The direction that you go for each loop is completely arbitrary -- you can flip a coin for each one.

But, whatever direction you go, you have to be consistent.

Imagine that your circuit was JUST the upper-left mesh. Remove everything else. Also, replace the 2 Ω resistor and the 4 V source with short circuits.

Now you just have a single source of V1 and a single 7 Ω resistor. For convenience, let's set V1 equal to 14 V.

By inspection, is I1 going to be +2 A or -2 A?

Now look at your mesh equation and remove the 2 Ω resistor and the 4 V source (and, of course, I3 since we got rid of anything not in the first mesh).

What value does the resulting equation give for I1. Does it agree with the result you got by inspection?

Moussa2023

Joined Dec 9, 2023
8
I followed your suggestion by eliminating everything except the upper-left mesh and replacing the 2 Ω resistor and the 4 V source with short circuits. Additionally, I set V1 equal to 14 V. Through inspection, I found that I1 becomes +2. However, when I removed the 2 Ω resistor and the 4 V source in the mesh equation, I1 became -2. Therefore, I believe I should multiply voltage sources in the equations by a minus sign. Can it be inferred that in mesh current analysis, if we enter the minus part of a voltage source and exit from the positive part, we should use -V; otherwise, we should use +V?

- [REQUESTS]
(1) Could you reproduce the mesh-analysis thread word for word, starting with "But, whatever direction" and going on through "let's set V1 equal to 14 V."?
(2) Can you carry the mesh-analysis thread forward, picking up right after its final sentence?
The lines after this thread aren't needed for anything here.

- [DATASET SECTION]
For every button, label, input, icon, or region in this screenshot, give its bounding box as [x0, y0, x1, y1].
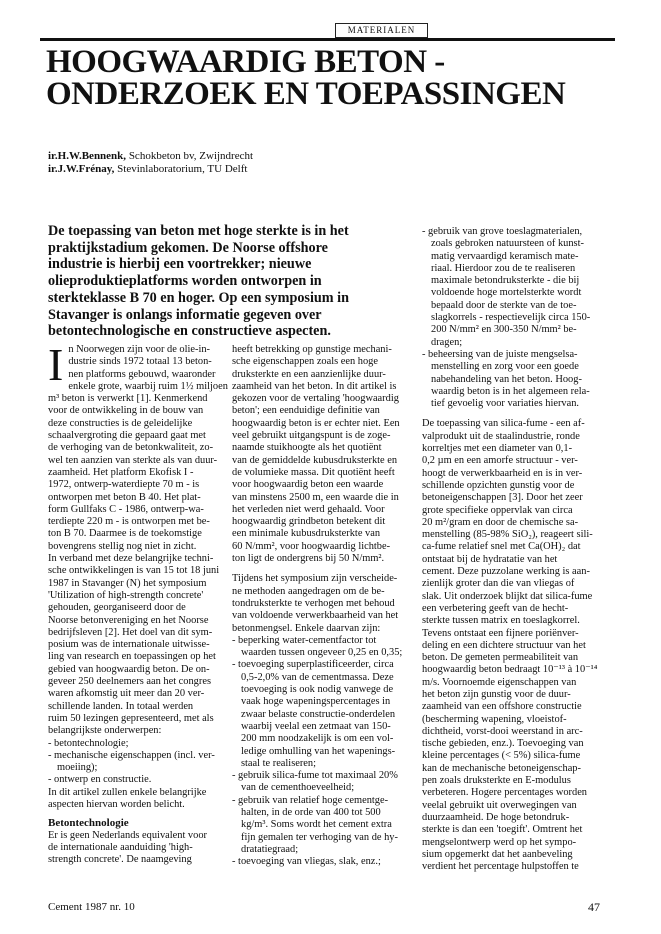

- [TASK-BY-TASK OUTPUTS]
(1)
But, whatever direction you go, you have to be consistent.

Imagine that your circuit was JUST the upper-left mesh. Remove everything else. Also, replace the 2 Ω resistor and the 4 V source with short circuits.

Now you just have a single source of V1 and a single 7 Ω resistor. For convenience, let's set V1 equal to 14 V.

(2)
salhi

Joined Nov 29, 2023
61
I followed your suggestion by eliminating everything except the upper-left mesh and replacing the 2 Ω resistor and the 4 V source with short circuits. Additionally, I set V1 equal to 14 V. Through inspection, I found that I1 becomes +2. However, when I removed the 2 Ω resistor and the 4 V source in the mesh equation, I1 became -2. Therefore, I believe I should multiply voltage sources in the equations by a minus sign. Can it be inferred that in mesh current analysis, if we enter the minus part of a voltage source and exit from the positive part, we should use -V; otherwise, we should use +V?
the equations you wrote arent correct, you might wanna orient the polarity of each component then apply KVL correctly, also for maximum im not quite sure what you are looking for

WBahn

Joined Mar 31, 2012
30,008
I followed your suggestion by eliminating everything except the upper-left mesh and replacing the 2 Ω resistor and the 4 V source with short circuits. Additionally, I set V1 equal to 14 V. Through inspection, I found that I1 becomes +2. However, when I removed the 2 Ω resistor and the 4 V source in the mesh equation, I1 became -2. Therefore, I believe I should multiply voltage sources in the equations by a minus sign. Can it be inferred that in mesh current analysis, if we enter the minus part of a voltage source and exit from the positive part, we should use -V; otherwise, we should use +V?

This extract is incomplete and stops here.